▸ **What to do**
All the data must come back unchanged, except that pictures are left out.

▸ **Extracted entries**
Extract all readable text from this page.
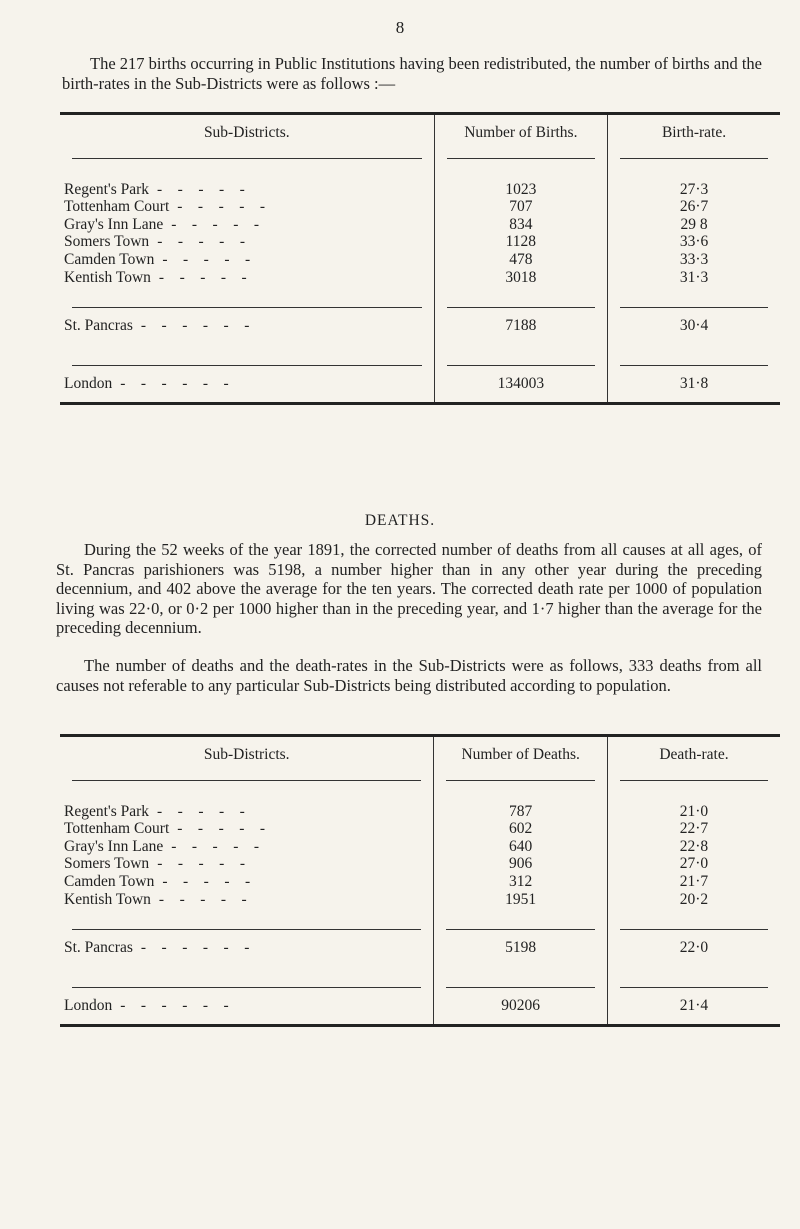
8

The 217 births occurring in Public Institutions having been redistributed, the number of births and the birth-rates in the Sub-Districts were as follows :—

Sub-Districts.	Number of Births.	Birth-rate.

Regent's Park -    -    -    -    -	1023	27·3
Tottenham Court -    -    -    -    -	707	26·7
Gray's Inn Lane -    -    -    -    -	834	29 8
Somers Town -    -    -    -    -	1128	33·6
Camden Town -    -    -    -    -	478	33·3
Kentish Town -    -    -    -    -	3018	31·3

St. Pancras -    -    -    -    -    -	7188	30·4

London -    -    -    -    -    -	134003	31·8
DEATHS.

During the 52 weeks of the year 1891, the corrected number of deaths from all causes at all ages, of St. Pancras parishioners was 5198, a number higher than in any other year during the preceding decennium, and 402 above the average for the ten years. The corrected death rate per 1000 of population living was 22·0, or 0·2 per 1000 higher than in the preceding year, and 1·7 higher than the average for the preceding decennium.

The number of deaths and the death-rates in the Sub-Districts were as follows, 333 deaths from all causes not referable to any particular Sub-Districts being distributed according to population.

Sub-Districts.	Number of Deaths.	Death-rate.

Regent's Park -    -    -    -    -	787	21·0
Tottenham Court -    -    -    -    -	602	22·7
Gray's Inn Lane -    -    -    -    -	640	22·8
Somers Town -    -    -    -    -	906	27·0
Camden Town -    -    -    -    -	312	21·7
Kentish Town -    -    -    -    -	1951	20·2

St. Pancras -    -    -    -    -    -	5198	22·0

London -    -    -    -    -    -	90206	21·4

▸ **Solution**
Extract all readable text from this page.
8

The 217 births occurring in Public Institutions having been redistributed, the number of births and the birth-rates in the Sub-Districts were as follows :—

Sub-Districts.	Number of Births.	Birth-rate.

Regent's Park -    -    -    -    -	1023	27·3
Tottenham Court -    -    -    -    -	707	26·7
Gray's Inn Lane -    -    -    -    -	834	29 8
Somers Town -    -    -    -    -	1128	33·6
Camden Town -    -    -    -    -	478	33·3
Kentish Town -    -    -    -    -	3018	31·3

St. Pancras -    -    -    -    -    -	7188	30·4

London -    -    -    -    -    -	134003	31·8
DEATHS.

During the 52 weeks of the year 1891, the corrected number of deaths from all causes at all ages, of St. Pancras parishioners was 5198, a number higher than in any other year during the preceding decennium, and 402 above the average for the ten years. The corrected death rate per 1000 of population living was 22·0, or 0·2 per 1000 higher than in the preceding year, and 1·7 higher than the average for the preceding decennium.

The number of deaths and the death-rates in the Sub-Districts were as follows, 333 deaths from all causes not referable to any particular Sub-Districts being distributed according to population.

Sub-Districts.	Number of Deaths.	Death-rate.

Regent's Park -    -    -    -    -	787	21·0
Tottenham Court -    -    -    -    -	602	22·7
Gray's Inn Lane -    -    -    -    -	640	22·8
Somers Town -    -    -    -    -	906	27·0
Camden Town -    -    -    -    -	312	21·7
Kentish Town -    -    -    -    -	1951	20·2

St. Pancras -    -    -    -    -    -	5198	22·0

London -    -    -    -    -    -	90206	21·4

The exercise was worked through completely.